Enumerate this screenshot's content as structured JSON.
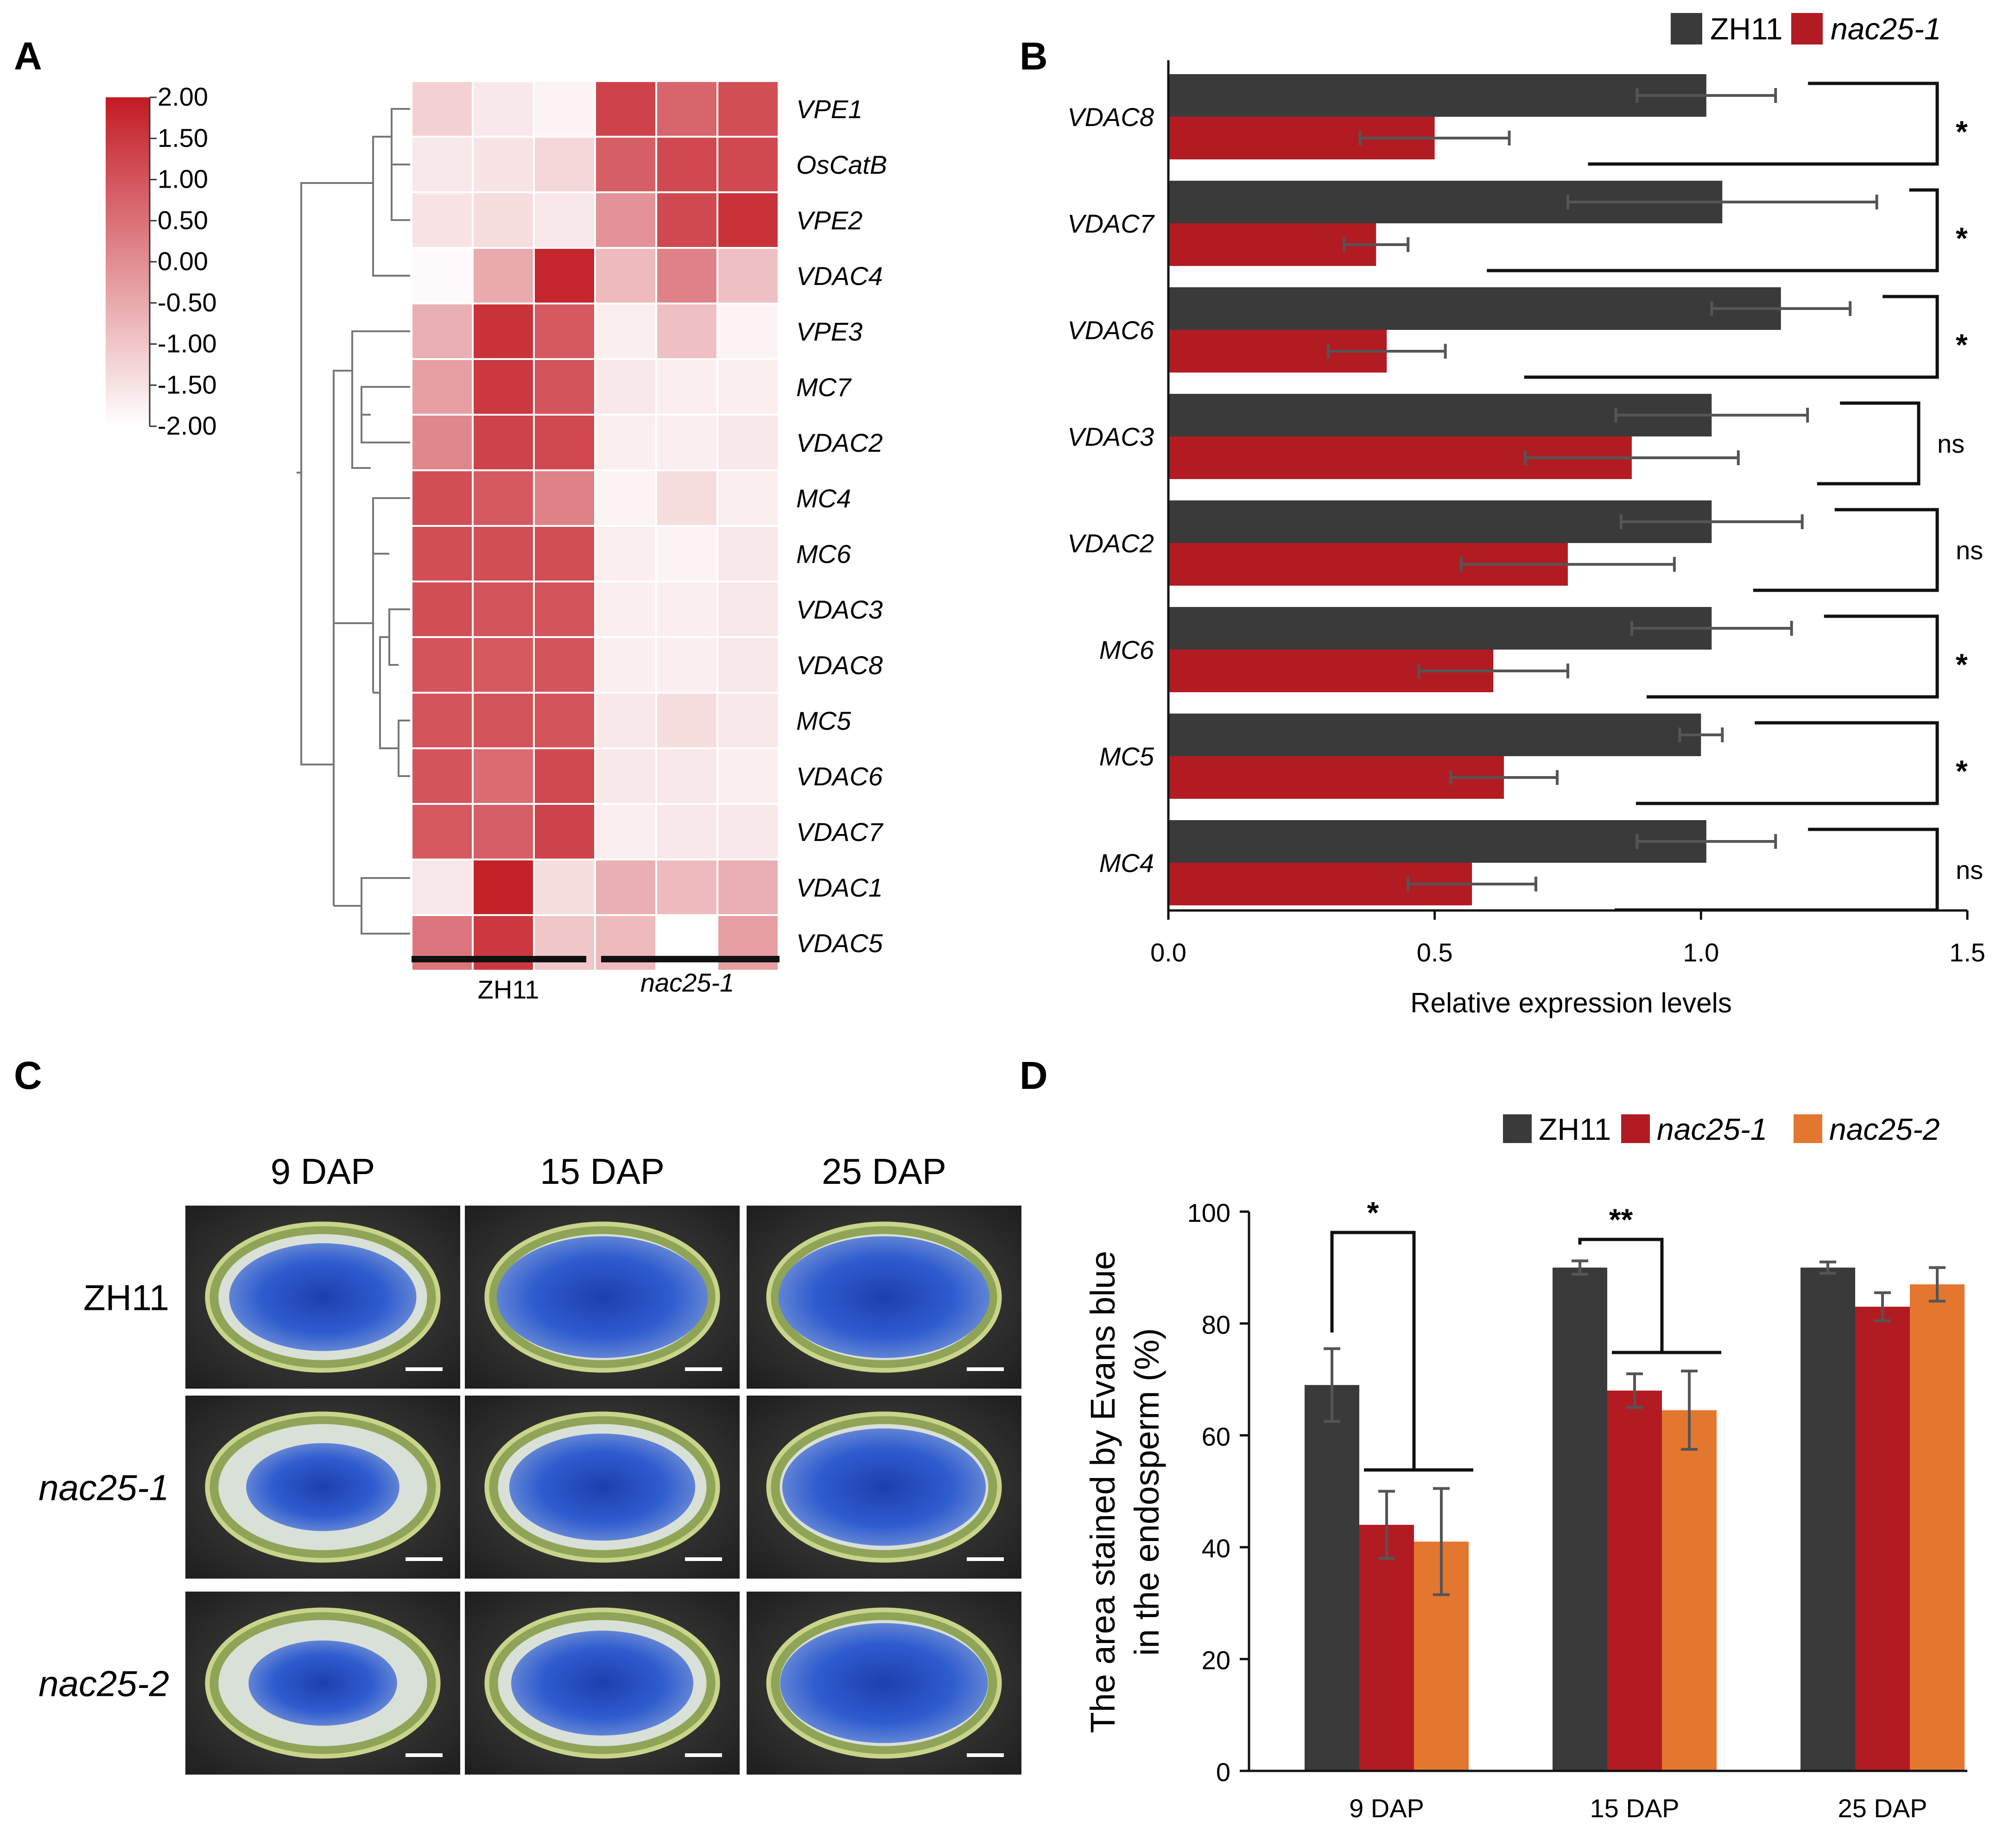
{
  "colors": {
    "zh11": "#3a3a3a",
    "nac25_1": "#b31b22",
    "nac25_2": "#e4772f",
    "heat_high": "#c41b24",
    "heat_low": "#ffffff",
    "stain_blue": "#2d57c9",
    "seed_rim": "#8a9f4a",
    "photo_bg": "#2a2a2a"
  },
  "panels": {
    "a": "A",
    "b": "B",
    "c": "C",
    "d": "D"
  },
  "heatmap": {
    "scale_ticks": [
      "2.00",
      "1.50",
      "1.00",
      "0.50",
      "0.00",
      "-0.50",
      "-1.00",
      "-1.50",
      "-2.00"
    ],
    "genes": [
      "VPE1",
      "OsCatB",
      "VPE2",
      "VDAC4",
      "VPE3",
      "MC7",
      "VDAC2",
      "MC4",
      "MC6",
      "VDAC3",
      "VDAC8",
      "MC5",
      "VDAC6",
      "VDAC7",
      "VDAC1",
      "VDAC5"
    ],
    "group_labels": [
      "ZH11",
      "nac25-1"
    ],
    "values": [
      [
        -1.2,
        -1.6,
        -1.8,
        1.3,
        0.7,
        1.1
      ],
      [
        -1.6,
        -1.5,
        -1.3,
        0.8,
        1.2,
        1.2
      ],
      [
        -1.5,
        -1.4,
        -1.6,
        -0.1,
        1.2,
        1.6
      ],
      [
        -1.9,
        -0.5,
        1.8,
        -0.8,
        0.2,
        -0.9
      ],
      [
        -0.6,
        1.6,
        0.9,
        -1.7,
        -0.9,
        -1.8
      ],
      [
        -0.3,
        1.5,
        1.0,
        -1.6,
        -1.7,
        -1.7
      ],
      [
        0.1,
        1.3,
        1.2,
        -1.7,
        -1.7,
        -1.6
      ],
      [
        1.1,
        0.9,
        0.2,
        -1.8,
        -1.4,
        -1.7
      ],
      [
        1.1,
        1.1,
        1.1,
        -1.7,
        -1.8,
        -1.6
      ],
      [
        1.1,
        1.0,
        1.0,
        -1.7,
        -1.7,
        -1.6
      ],
      [
        1.0,
        0.9,
        1.0,
        -1.7,
        -1.7,
        -1.6
      ],
      [
        1.0,
        1.0,
        1.0,
        -1.6,
        -1.4,
        -1.6
      ],
      [
        1.0,
        0.6,
        1.2,
        -1.6,
        -1.6,
        -1.7
      ],
      [
        0.9,
        0.8,
        1.3,
        -1.7,
        -1.6,
        -1.6
      ],
      [
        -1.6,
        1.9,
        -1.4,
        -0.6,
        -0.8,
        -0.6
      ],
      [
        0.4,
        1.5,
        -1.0,
        -0.8,
        -2.0,
        -0.3
      ]
    ]
  },
  "chart_data": [
    {
      "type": "bar",
      "orientation": "horizontal",
      "categories": [
        "VDAC8",
        "VDAC7",
        "VDAC6",
        "VDAC3",
        "VDAC2",
        "MC6",
        "MC5",
        "MC4"
      ],
      "series": [
        {
          "name": "ZH11",
          "values": [
            1.01,
            1.04,
            1.15,
            1.02,
            1.02,
            1.02,
            1.0,
            1.01
          ],
          "errors": [
            0.13,
            0.29,
            0.13,
            0.18,
            0.17,
            0.15,
            0.04,
            0.13
          ]
        },
        {
          "name": "nac25-1",
          "values": [
            0.5,
            0.39,
            0.41,
            0.87,
            0.75,
            0.61,
            0.63,
            0.57
          ],
          "errors": [
            0.14,
            0.06,
            0.11,
            0.2,
            0.2,
            0.14,
            0.1,
            0.12
          ]
        }
      ],
      "significance": [
        "*",
        "*",
        "*",
        "ns",
        "ns",
        "*",
        "*",
        "ns"
      ],
      "xlabel": "Relative expression levels",
      "xlim": [
        0,
        1.5
      ],
      "xticks": [
        "0.0",
        "0.5",
        "1.0",
        "1.5"
      ],
      "legend": "top-right"
    },
    {
      "type": "bar",
      "categories": [
        "9 DAP",
        "15 DAP",
        "25 DAP"
      ],
      "series": [
        {
          "name": "ZH11",
          "values": [
            69,
            90,
            90
          ],
          "errors": [
            6.5,
            1.2,
            1.0
          ]
        },
        {
          "name": "nac25-1",
          "values": [
            44,
            68,
            83
          ],
          "errors": [
            6,
            3,
            2.5
          ]
        },
        {
          "name": "nac25-2",
          "values": [
            41,
            64.5,
            87
          ],
          "errors": [
            9.5,
            7,
            3
          ]
        }
      ],
      "significance": [
        "*",
        "**",
        ""
      ],
      "ylabel_lines": [
        "The area stained by Evans blue",
        "in the endosperm (%)"
      ],
      "ylim": [
        0,
        100
      ],
      "yticks": [
        "0",
        "20",
        "40",
        "60",
        "80",
        "100"
      ],
      "legend": "top-right"
    }
  ],
  "photos": {
    "columns": [
      "9 DAP",
      "15 DAP",
      "25 DAP"
    ],
    "rows": [
      "ZH11",
      "nac25-1",
      "nac25-2"
    ],
    "stain_fraction": [
      [
        0.69,
        0.9,
        0.9
      ],
      [
        0.44,
        0.68,
        0.83
      ],
      [
        0.41,
        0.65,
        0.87
      ]
    ]
  }
}
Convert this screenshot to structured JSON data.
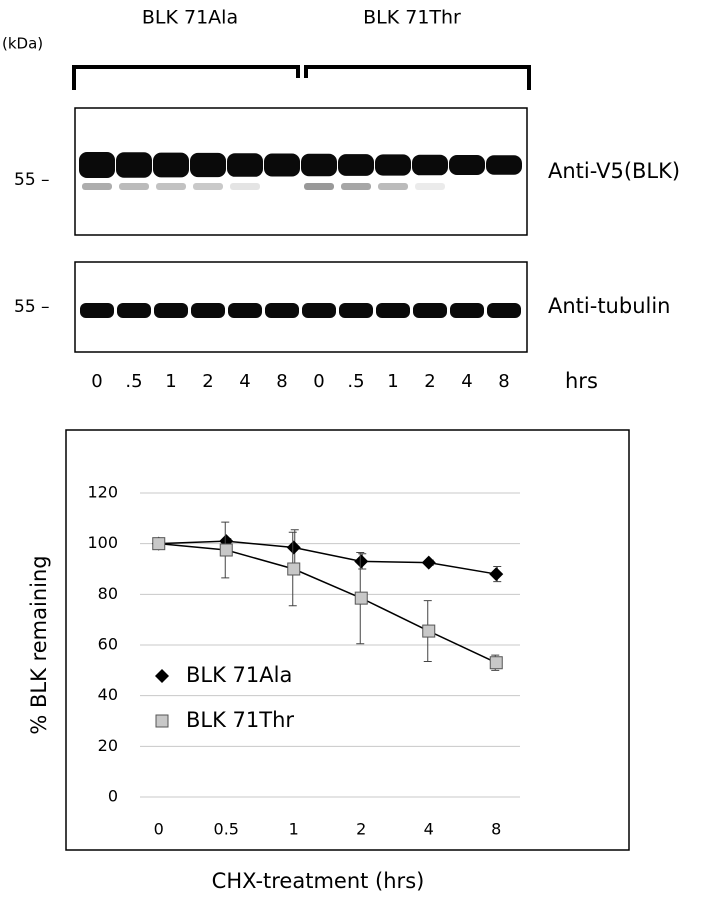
{
  "blot": {
    "groups": [
      "BLK 71Ala",
      "BLK 71Thr"
    ],
    "unit": "(kDa)",
    "markers": [
      "55 –",
      "55 –"
    ],
    "antibodies": [
      "Anti-V5(BLK)",
      "Anti-tubulin"
    ],
    "lanes": [
      "0",
      ".5",
      "1",
      "2",
      "4",
      "8",
      "0",
      ".5",
      "1",
      "2",
      "4",
      "8"
    ],
    "lane_unit": "hrs"
  },
  "chart_data": {
    "type": "line",
    "xlabel": "CHX-treatment (hrs)",
    "ylabel": "% BLK remaining",
    "categories": [
      "0",
      "0.5",
      "1",
      "2",
      "4",
      "8"
    ],
    "series": [
      {
        "name": "BLK 71Ala",
        "color": "#000000",
        "marker": "diamond",
        "values": [
          100,
          101,
          98.5,
          93,
          92.5,
          88
        ],
        "errors": [
          null,
          1,
          7,
          3,
          1,
          3
        ]
      },
      {
        "name": "BLK 71Thr",
        "color": "#c8c8c8",
        "marker": "square",
        "values": [
          100,
          97.5,
          90,
          78.5,
          65.5,
          53
        ],
        "errors": [
          null,
          11,
          14.5,
          18,
          12,
          3
        ]
      }
    ],
    "ylim": [
      0,
      120
    ],
    "yticks": [
      0,
      20,
      40,
      60,
      80,
      100,
      120
    ],
    "grid": true,
    "legend": "lower left"
  }
}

____________

## Work to be completed
An exact, picture-free copy of the listing above is the goal; write it out now.

## Response below
Enumerate this screenshot's content as structured JSON.
{
  "colors": {
    "zh11": "#3a3a3a",
    "nac25_1": "#b31b22",
    "nac25_2": "#e4772f",
    "heat_high": "#c41b24",
    "heat_low": "#ffffff",
    "stain_blue": "#2d57c9",
    "seed_rim": "#8a9f4a",
    "photo_bg": "#2a2a2a"
  },
  "panels": {
    "a": "A",
    "b": "B",
    "c": "C",
    "d": "D"
  },
  "heatmap": {
    "scale_ticks": [
      "2.00",
      "1.50",
      "1.00",
      "0.50",
      "0.00",
      "-0.50",
      "-1.00",
      "-1.50",
      "-2.00"
    ],
    "genes": [
      "VPE1",
      "OsCatB",
      "VPE2",
      "VDAC4",
      "VPE3",
      "MC7",
      "VDAC2",
      "MC4",
      "MC6",
      "VDAC3",
      "VDAC8",
      "MC5",
      "VDAC6",
      "VDAC7",
      "VDAC1",
      "VDAC5"
    ],
    "group_labels": [
      "ZH11",
      "nac25-1"
    ],
    "values": [
      [
        -1.2,
        -1.6,
        -1.8,
        1.3,
        0.7,
        1.1
      ],
      [
        -1.6,
        -1.5,
        -1.3,
        0.8,
        1.2,
        1.2
      ],
      [
        -1.5,
        -1.4,
        -1.6,
        -0.1,
        1.2,
        1.6
      ],
      [
        -1.9,
        -0.5,
        1.8,
        -0.8,
        0.2,
        -0.9
      ],
      [
        -0.6,
        1.6,
        0.9,
        -1.7,
        -0.9,
        -1.8
      ],
      [
        -0.3,
        1.5,
        1.0,
        -1.6,
        -1.7,
        -1.7
      ],
      [
        0.1,
        1.3,
        1.2,
        -1.7,
        -1.7,
        -1.6
      ],
      [
        1.1,
        0.9,
        0.2,
        -1.8,
        -1.4,
        -1.7
      ],
      [
        1.1,
        1.1,
        1.1,
        -1.7,
        -1.8,
        -1.6
      ],
      [
        1.1,
        1.0,
        1.0,
        -1.7,
        -1.7,
        -1.6
      ],
      [
        1.0,
        0.9,
        1.0,
        -1.7,
        -1.7,
        -1.6
      ],
      [
        1.0,
        1.0,
        1.0,
        -1.6,
        -1.4,
        -1.6
      ],
      [
        1.0,
        0.6,
        1.2,
        -1.6,
        -1.6,
        -1.7
      ],
      [
        0.9,
        0.8,
        1.3,
        -1.7,
        -1.6,
        -1.6
      ],
      [
        -1.6,
        1.9,
        -1.4,
        -0.6,
        -0.8,
        -0.6
      ],
      [
        0.4,
        1.5,
        -1.0,
        -0.8,
        -2.0,
        -0.3
      ]
    ]
  },
  "chart_data": [
    {
      "type": "bar",
      "orientation": "horizontal",
      "categories": [
        "VDAC8",
        "VDAC7",
        "VDAC6",
        "VDAC3",
        "VDAC2",
        "MC6",
        "MC5",
        "MC4"
      ],
      "series": [
        {
          "name": "ZH11",
          "values": [
            1.01,
            1.04,
            1.15,
            1.02,
            1.02,
            1.02,
            1.0,
            1.01
          ],
          "errors": [
            0.13,
            0.29,
            0.13,
            0.18,
            0.17,
            0.15,
            0.04,
            0.13
          ]
        },
        {
          "name": "nac25-1",
          "values": [
            0.5,
            0.39,
            0.41,
            0.87,
            0.75,
            0.61,
            0.63,
            0.57
          ],
          "errors": [
            0.14,
            0.06,
            0.11,
            0.2,
            0.2,
            0.14,
            0.1,
            0.12
          ]
        }
      ],
      "significance": [
        "*",
        "*",
        "*",
        "ns",
        "ns",
        "*",
        "*",
        "ns"
      ],
      "xlabel": "Relative expression levels",
      "xlim": [
        0,
        1.5
      ],
      "xticks": [
        "0.0",
        "0.5",
        "1.0",
        "1.5"
      ],
      "legend": "top-right"
    },
    {
      "type": "bar",
      "categories": [
        "9 DAP",
        "15 DAP",
        "25 DAP"
      ],
      "series": [
        {
          "name": "ZH11",
          "values": [
            69,
            90,
            90
          ],
          "errors": [
            6.5,
            1.2,
            1.0
          ]
        },
        {
          "name": "nac25-1",
          "values": [
            44,
            68,
            83
          ],
          "errors": [
            6,
            3,
            2.5
          ]
        },
        {
          "name": "nac25-2",
          "values": [
            41,
            64.5,
            87
          ],
          "errors": [
            9.5,
            7,
            3
          ]
        }
      ],
      "significance": [
        "*",
        "**",
        ""
      ],
      "ylabel_lines": [
        "The area stained by Evans blue",
        "in the endosperm (%)"
      ],
      "ylim": [
        0,
        100
      ],
      "yticks": [
        "0",
        "20",
        "40",
        "60",
        "80",
        "100"
      ],
      "legend": "top-right"
    }
  ],
  "photos": {
    "columns": [
      "9 DAP",
      "15 DAP",
      "25 DAP"
    ],
    "rows": [
      "ZH11",
      "nac25-1",
      "nac25-2"
    ],
    "stain_fraction": [
      [
        0.69,
        0.9,
        0.9
      ],
      [
        0.44,
        0.68,
        0.83
      ],
      [
        0.41,
        0.65,
        0.87
      ]
    ]
  }
}
Convert this screenshot to structured JSON data.
{
  "blot": {
    "groups": [
      "BLK 71Ala",
      "BLK 71Thr"
    ],
    "unit": "(kDa)",
    "markers": [
      "55 –",
      "55 –"
    ],
    "antibodies": [
      "Anti-V5(BLK)",
      "Anti-tubulin"
    ],
    "lanes": [
      "0",
      ".5",
      "1",
      "2",
      "4",
      "8",
      "0",
      ".5",
      "1",
      "2",
      "4",
      "8"
    ],
    "lane_unit": "hrs"
  },
  "chart_data": {
    "type": "line",
    "xlabel": "CHX-treatment (hrs)",
    "ylabel": "% BLK remaining",
    "categories": [
      "0",
      "0.5",
      "1",
      "2",
      "4",
      "8"
    ],
    "series": [
      {
        "name": "BLK 71Ala",
        "color": "#000000",
        "marker": "diamond",
        "values": [
          100,
          101,
          98.5,
          93,
          92.5,
          88
        ],
        "errors": [
          null,
          1,
          7,
          3,
          1,
          3
        ]
      },
      {
        "name": "BLK 71Thr",
        "color": "#c8c8c8",
        "marker": "square",
        "values": [
          100,
          97.5,
          90,
          78.5,
          65.5,
          53
        ],
        "errors": [
          null,
          11,
          14.5,
          18,
          12,
          3
        ]
      }
    ],
    "ylim": [
      0,
      120
    ],
    "yticks": [
      0,
      20,
      40,
      60,
      80,
      100,
      120
    ],
    "grid": true,
    "legend": "lower left"
  }
}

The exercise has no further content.